-- start of TASK DATA --

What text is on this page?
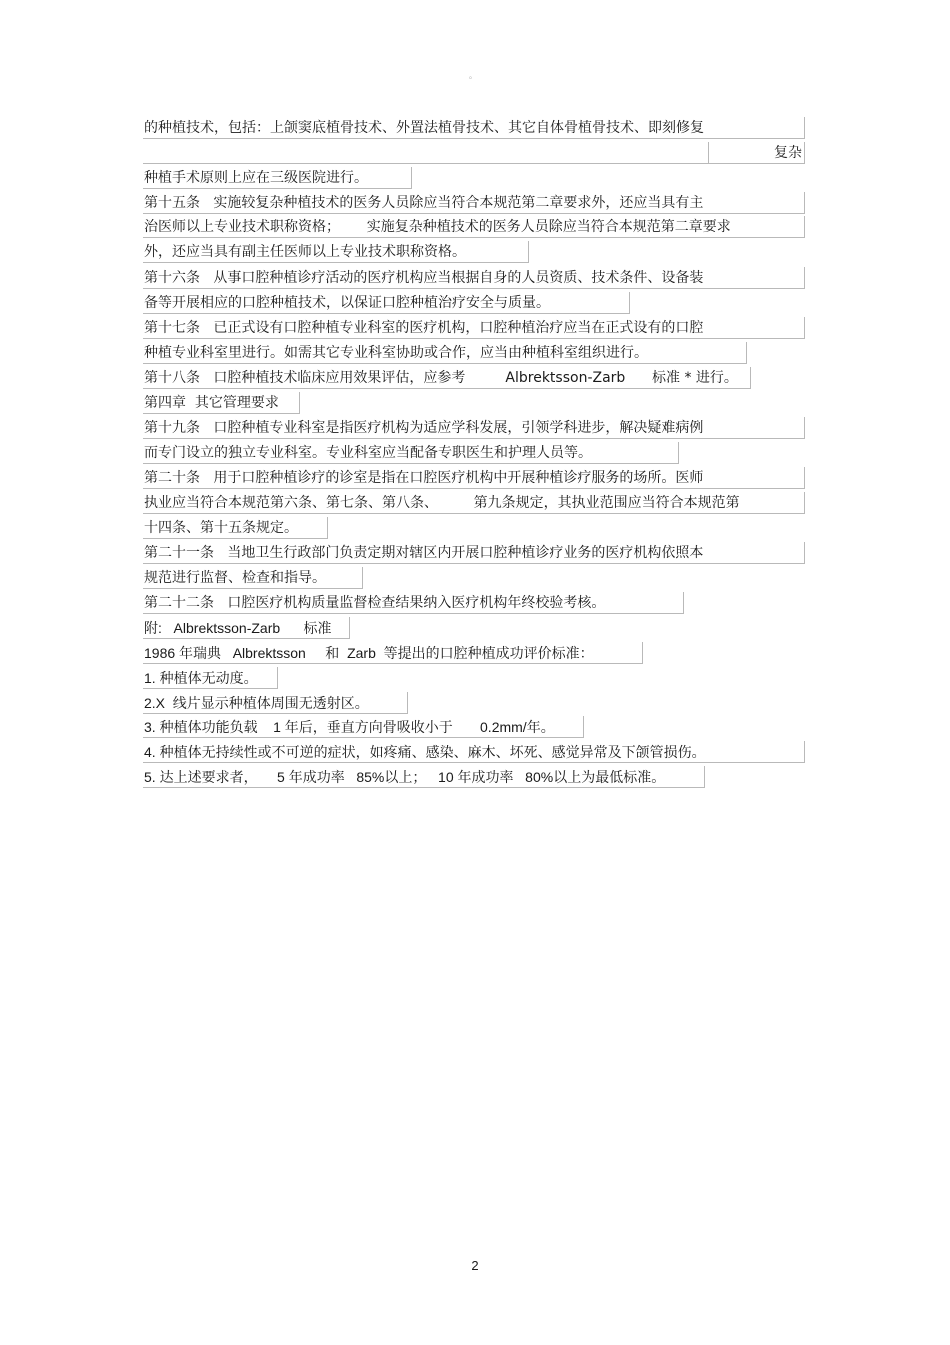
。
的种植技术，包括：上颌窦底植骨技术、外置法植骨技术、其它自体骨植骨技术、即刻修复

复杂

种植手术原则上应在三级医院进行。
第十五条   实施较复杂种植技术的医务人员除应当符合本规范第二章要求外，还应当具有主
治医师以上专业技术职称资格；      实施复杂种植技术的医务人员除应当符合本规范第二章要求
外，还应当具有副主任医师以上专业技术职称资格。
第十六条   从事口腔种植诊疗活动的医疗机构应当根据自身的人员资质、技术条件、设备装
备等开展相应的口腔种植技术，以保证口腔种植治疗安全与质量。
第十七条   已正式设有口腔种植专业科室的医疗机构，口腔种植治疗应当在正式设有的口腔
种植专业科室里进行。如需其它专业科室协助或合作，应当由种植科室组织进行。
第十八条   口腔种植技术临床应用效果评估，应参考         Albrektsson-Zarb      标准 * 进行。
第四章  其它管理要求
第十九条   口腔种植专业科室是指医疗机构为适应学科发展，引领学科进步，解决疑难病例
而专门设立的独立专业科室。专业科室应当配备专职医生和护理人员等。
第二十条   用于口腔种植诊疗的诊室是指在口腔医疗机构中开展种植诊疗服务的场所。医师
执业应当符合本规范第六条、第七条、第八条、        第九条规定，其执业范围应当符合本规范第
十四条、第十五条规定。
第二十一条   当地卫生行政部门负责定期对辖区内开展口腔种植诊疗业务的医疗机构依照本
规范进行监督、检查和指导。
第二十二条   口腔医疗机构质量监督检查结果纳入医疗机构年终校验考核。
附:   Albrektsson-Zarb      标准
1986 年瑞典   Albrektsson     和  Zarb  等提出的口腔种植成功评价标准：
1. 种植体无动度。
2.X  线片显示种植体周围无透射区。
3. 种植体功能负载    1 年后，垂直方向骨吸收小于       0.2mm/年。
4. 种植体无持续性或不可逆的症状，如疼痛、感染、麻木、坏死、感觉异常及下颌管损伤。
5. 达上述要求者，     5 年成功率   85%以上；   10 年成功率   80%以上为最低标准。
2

-- end of TASK DATA --

■ PROBLEM TO SOLVE:
Output every entry verbatim. Pictures do not belong in the copy.

■ FINISHED EXERCISE:
What text is on this page?
。
的种植技术，包括：上颌窦底植骨技术、外置法植骨技术、其它自体骨植骨技术、即刻修复

复杂

种植手术原则上应在三级医院进行。
第十五条   实施较复杂种植技术的医务人员除应当符合本规范第二章要求外，还应当具有主
治医师以上专业技术职称资格；      实施复杂种植技术的医务人员除应当符合本规范第二章要求
外，还应当具有副主任医师以上专业技术职称资格。
第十六条   从事口腔种植诊疗活动的医疗机构应当根据自身的人员资质、技术条件、设备装
备等开展相应的口腔种植技术，以保证口腔种植治疗安全与质量。
第十七条   已正式设有口腔种植专业科室的医疗机构，口腔种植治疗应当在正式设有的口腔
种植专业科室里进行。如需其它专业科室协助或合作，应当由种植科室组织进行。
第十八条   口腔种植技术临床应用效果评估，应参考         Albrektsson-Zarb      标准 * 进行。
第四章  其它管理要求
第十九条   口腔种植专业科室是指医疗机构为适应学科发展，引领学科进步，解决疑难病例
而专门设立的独立专业科室。专业科室应当配备专职医生和护理人员等。
第二十条   用于口腔种植诊疗的诊室是指在口腔医疗机构中开展种植诊疗服务的场所。医师
执业应当符合本规范第六条、第七条、第八条、        第九条规定，其执业范围应当符合本规范第
十四条、第十五条规定。
第二十一条   当地卫生行政部门负责定期对辖区内开展口腔种植诊疗业务的医疗机构依照本
规范进行监督、检查和指导。
第二十二条   口腔医疗机构质量监督检查结果纳入医疗机构年终校验考核。
附:   Albrektsson-Zarb      标准
1986 年瑞典   Albrektsson     和  Zarb  等提出的口腔种植成功评价标准：
1. 种植体无动度。
2.X  线片显示种植体周围无透射区。
3. 种植体功能负载    1 年后，垂直方向骨吸收小于       0.2mm/年。
4. 种植体无持续性或不可逆的症状，如疼痛、感染、麻木、坏死、感觉异常及下颌管损伤。
5. 达上述要求者，     5 年成功率   85%以上；   10 年成功率   80%以上为最低标准。
2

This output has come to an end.